§ **Task brief**: Render every one of these lines, skipping blank ones, as a Markdown table with two columns, "Row" and "Line text". Put the row number in the first column and the line in the second, and omit the pictures.

§ **Data**:

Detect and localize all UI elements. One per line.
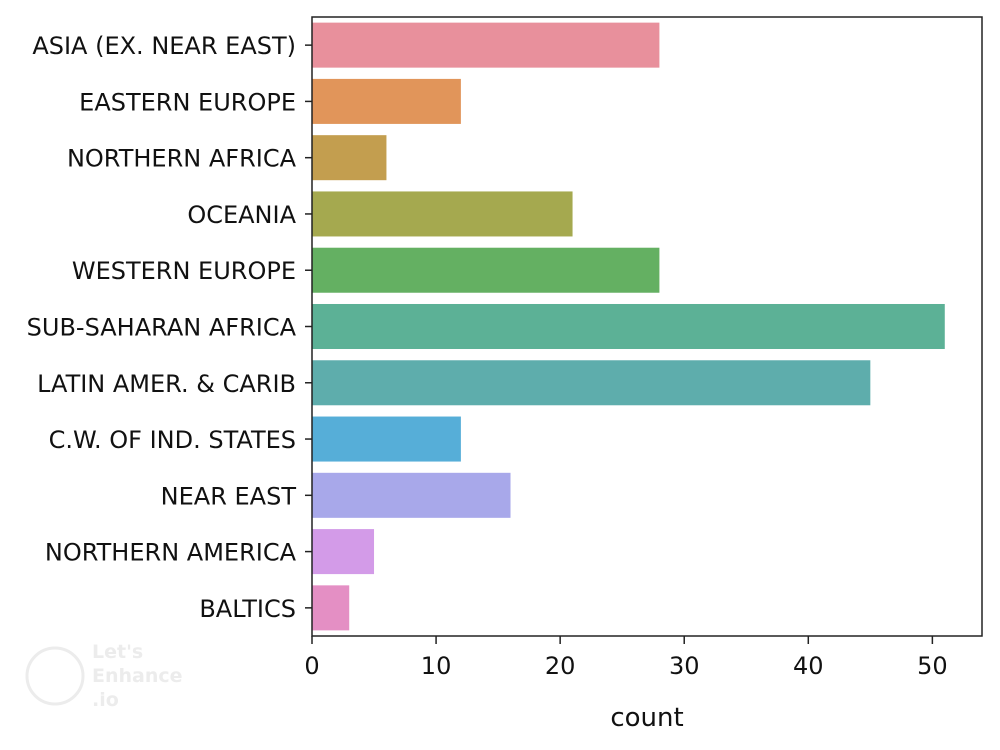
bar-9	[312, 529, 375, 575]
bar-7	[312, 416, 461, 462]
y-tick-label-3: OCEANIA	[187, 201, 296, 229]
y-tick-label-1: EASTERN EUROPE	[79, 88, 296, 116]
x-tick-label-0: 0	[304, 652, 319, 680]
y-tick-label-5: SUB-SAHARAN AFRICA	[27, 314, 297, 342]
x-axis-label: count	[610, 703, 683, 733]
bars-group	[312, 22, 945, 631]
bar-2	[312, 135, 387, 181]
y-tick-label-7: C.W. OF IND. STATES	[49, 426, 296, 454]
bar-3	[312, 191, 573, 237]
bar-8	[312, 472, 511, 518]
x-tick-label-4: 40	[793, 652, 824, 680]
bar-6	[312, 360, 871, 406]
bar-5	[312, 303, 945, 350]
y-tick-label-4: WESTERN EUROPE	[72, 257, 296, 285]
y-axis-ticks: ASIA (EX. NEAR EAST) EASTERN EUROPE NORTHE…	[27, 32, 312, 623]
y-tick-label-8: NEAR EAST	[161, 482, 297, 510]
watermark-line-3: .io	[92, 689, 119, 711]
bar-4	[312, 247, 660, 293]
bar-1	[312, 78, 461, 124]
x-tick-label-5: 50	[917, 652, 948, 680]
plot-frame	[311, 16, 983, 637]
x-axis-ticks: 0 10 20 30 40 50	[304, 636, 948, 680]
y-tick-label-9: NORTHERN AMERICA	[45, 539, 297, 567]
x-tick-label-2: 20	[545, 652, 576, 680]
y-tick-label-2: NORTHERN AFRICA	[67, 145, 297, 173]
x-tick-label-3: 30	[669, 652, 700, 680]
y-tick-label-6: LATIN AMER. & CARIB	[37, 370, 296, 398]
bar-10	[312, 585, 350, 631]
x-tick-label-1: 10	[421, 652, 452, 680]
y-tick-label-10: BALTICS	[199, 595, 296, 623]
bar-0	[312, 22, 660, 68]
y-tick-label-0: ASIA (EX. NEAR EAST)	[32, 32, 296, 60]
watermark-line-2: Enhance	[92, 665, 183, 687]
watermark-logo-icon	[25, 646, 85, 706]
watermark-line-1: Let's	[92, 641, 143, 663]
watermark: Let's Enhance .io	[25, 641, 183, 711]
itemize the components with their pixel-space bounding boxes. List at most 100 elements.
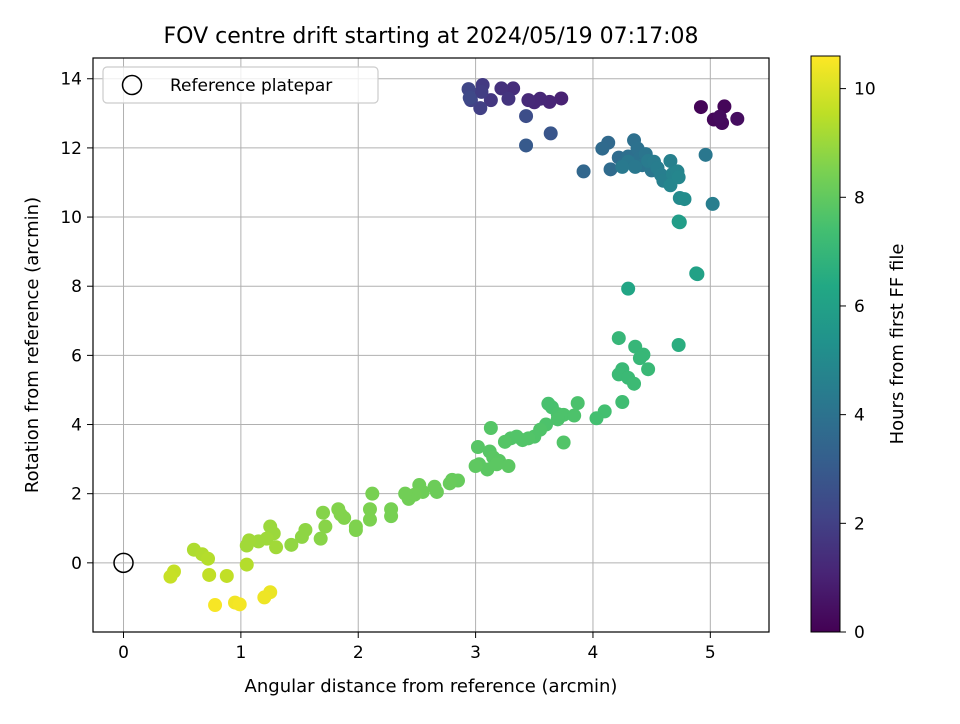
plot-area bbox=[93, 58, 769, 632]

§ **Answer to this exercise**:
| Row | Line text |
|---|---|
| 1 | Detect and localize all UI elements. One per line. |
| 2 | bar-9	[312, 529, 375, 575] |
| 3 | bar-7	[312, 416, 461, 462] |
| 4 | y-tick-label-3: OCEANIA	[187, 201, 296, 229] |
| 5 | y-tick-label-1: EASTERN EUROPE	[79, 88, 296, 116] |
| 6 | x-tick-label-0: 0	[304, 652, 319, 680] |
| 7 | y-tick-label-5: SUB-SAHARAN AFRICA	[27, 314, 297, 342] |
| 8 | x-axis-label: count	[610, 703, 683, 733] |
| 9 | bars-group	[312, 22, 945, 631] |
| 10 | bar-2	[312, 135, 387, 181] |
| 11 | y-tick-label-7: C.W. OF IND. STATES	[49, 426, 296, 454] |
| 12 | bar-3	[312, 191, 573, 237] |
| 13 | bar-8	[312, 472, 511, 518] |
| 14 | x-tick-label-4: 40	[793, 652, 824, 680] |
| 15 | bar-6	[312, 360, 871, 406] |
| 16 | bar-5	[312, 303, 945, 350] |
| 17 | y-tick-label-4: WESTERN EUROPE	[72, 257, 296, 285] |
| 18 | y-axis-ticks: ASIA (EX. NEAR EAST) EASTERN EUROPE NORTHE…	[27, 32, 312, 623] |
| 19 | y-tick-label-8: NEAR EAST	[161, 482, 297, 510] |
| 20 | watermark-line-3: .io	[92, 689, 119, 711] |
| 21 | bar-4	[312, 247, 660, 293] |
| 22 | bar-1	[312, 78, 461, 124] |
| 23 | x-tick-label-5: 50	[917, 652, 948, 680] |
| 24 | plot-frame	[311, 16, 983, 637] |
| 25 | x-axis-ticks: 0 10 20 30 40 50	[304, 636, 948, 680] |
| 26 | y-tick-label-9: NORTHERN AMERICA	[45, 539, 297, 567] |
| 27 | x-tick-label-2: 20	[545, 652, 576, 680] |
| 28 | y-tick-label-2: NORTHERN AFRICA	[67, 145, 297, 173] |
| 29 | x-tick-label-3: 30	[669, 652, 700, 680] |
| 30 | y-tick-label-6: LATIN AMER. & CARIB	[37, 370, 296, 398] |
| 31 | bar-10	[312, 585, 350, 631] |
| 32 | x-tick-label-1: 10	[421, 652, 452, 680] |
| 33 | y-tick-label-10: BALTICS	[199, 595, 296, 623] |
| 34 | bar-0	[312, 22, 660, 68] |
| 35 | y-tick-label-0: ASIA (EX. NEAR EAST)	[32, 32, 296, 60] |
| 36 | watermark-line-2: Enhance	[92, 665, 183, 687] |
| 37 | watermark-logo-icon	[25, 646, 85, 706] |
| 38 | watermark-line-1: Let's	[92, 641, 143, 663] |
| 39 | watermark: Let's Enhance .io	[25, 641, 183, 711] |
| 40 | itemize the components with their pixel-space bounding boxes. List at most 100 elements. |
| 41 | plot-area bbox=[93, 58, 769, 632] |